-- BEGIN Input rows --

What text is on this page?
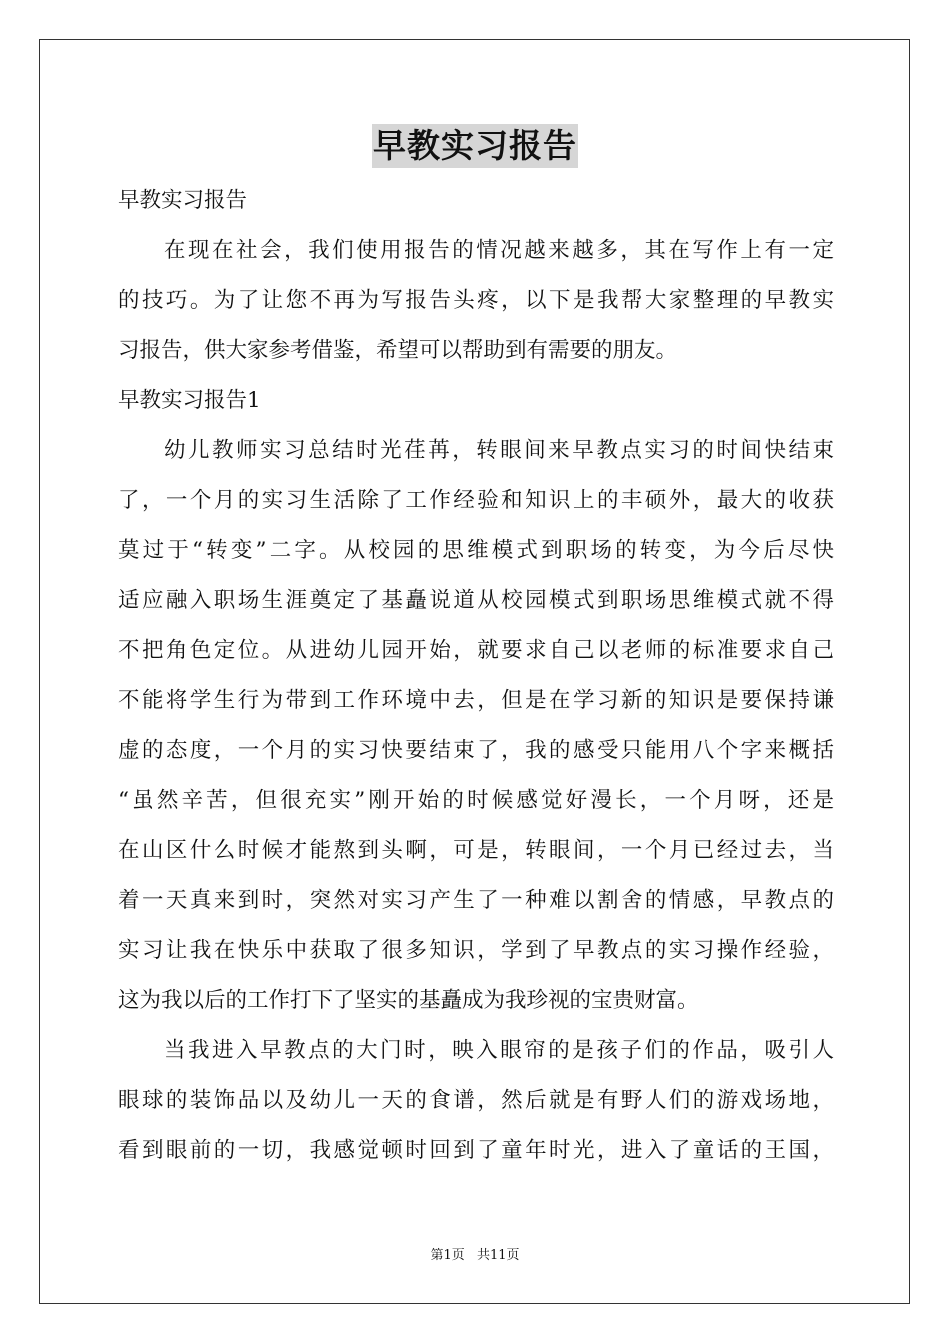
早教实习报告
早教实习报告
在现在社会，我们使用报告的情况越来越多，其在写作上有一定
的技巧。为了让您不再为写报告头疼，以下是我帮大家整理的早教实
习报告，供大家参考借鉴，希望可以帮助到有需要的朋友。
早教实习报告1
幼儿教师实习总结时光荏苒，转眼间来早教点实习的时间快结束
了，一个月的实习生活除了工作经验和知识上的丰硕外，最大的收获
莫过于“转变”二字。从校园的思维模式到职场的转变，为今后尽快
适应融入职场生涯奠定了基矗说道从校园模式到职场思维模式就不得
不把角色定位。从进幼儿园开始，就要求自己以老师的标准要求自己
不能将学生行为带到工作环境中去，但是在学习新的知识是要保持谦
虚的态度，一个月的实习快要结束了，我的感受只能用八个字来概括
“虽然辛苦，但很充实”刚开始的时候感觉好漫长，一个月呀，还是
在山区什么时候才能熬到头啊，可是，转眼间，一个月已经过去，当
着一天真来到时，突然对实习产生了一种难以割舍的情感，早教点的
实习让我在快乐中获取了很多知识，学到了早教点的实习操作经验，
这为我以后的工作打下了坚实的基矗成为我珍视的宝贵财富。
当我进入早教点的大门时，映入眼帘的是孩子们的作品，吸引人
眼球的装饰品以及幼儿一天的食谱，然后就是有野人们的游戏场地，
看到眼前的一切，我感觉顿时回到了童年时光，进入了童话的王国，
第1页 共11页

-- END Input rows --

Repeat the material above verbatim. Leave the pictures behind.

What text is on this page?
早教实习报告
早教实习报告
在现在社会，我们使用报告的情况越来越多，其在写作上有一定
的技巧。为了让您不再为写报告头疼，以下是我帮大家整理的早教实
习报告，供大家参考借鉴，希望可以帮助到有需要的朋友。
早教实习报告1
幼儿教师实习总结时光荏苒，转眼间来早教点实习的时间快结束
了，一个月的实习生活除了工作经验和知识上的丰硕外，最大的收获
莫过于“转变”二字。从校园的思维模式到职场的转变，为今后尽快
适应融入职场生涯奠定了基矗说道从校园模式到职场思维模式就不得
不把角色定位。从进幼儿园开始，就要求自己以老师的标准要求自己
不能将学生行为带到工作环境中去，但是在学习新的知识是要保持谦
虚的态度，一个月的实习快要结束了，我的感受只能用八个字来概括
“虽然辛苦，但很充实”刚开始的时候感觉好漫长，一个月呀，还是
在山区什么时候才能熬到头啊，可是，转眼间，一个月已经过去，当
着一天真来到时，突然对实习产生了一种难以割舍的情感，早教点的
实习让我在快乐中获取了很多知识，学到了早教点的实习操作经验，
这为我以后的工作打下了坚实的基矗成为我珍视的宝贵财富。
当我进入早教点的大门时，映入眼帘的是孩子们的作品，吸引人
眼球的装饰品以及幼儿一天的食谱，然后就是有野人们的游戏场地，
看到眼前的一切，我感觉顿时回到了童年时光，进入了童话的王国，
第1页 共11页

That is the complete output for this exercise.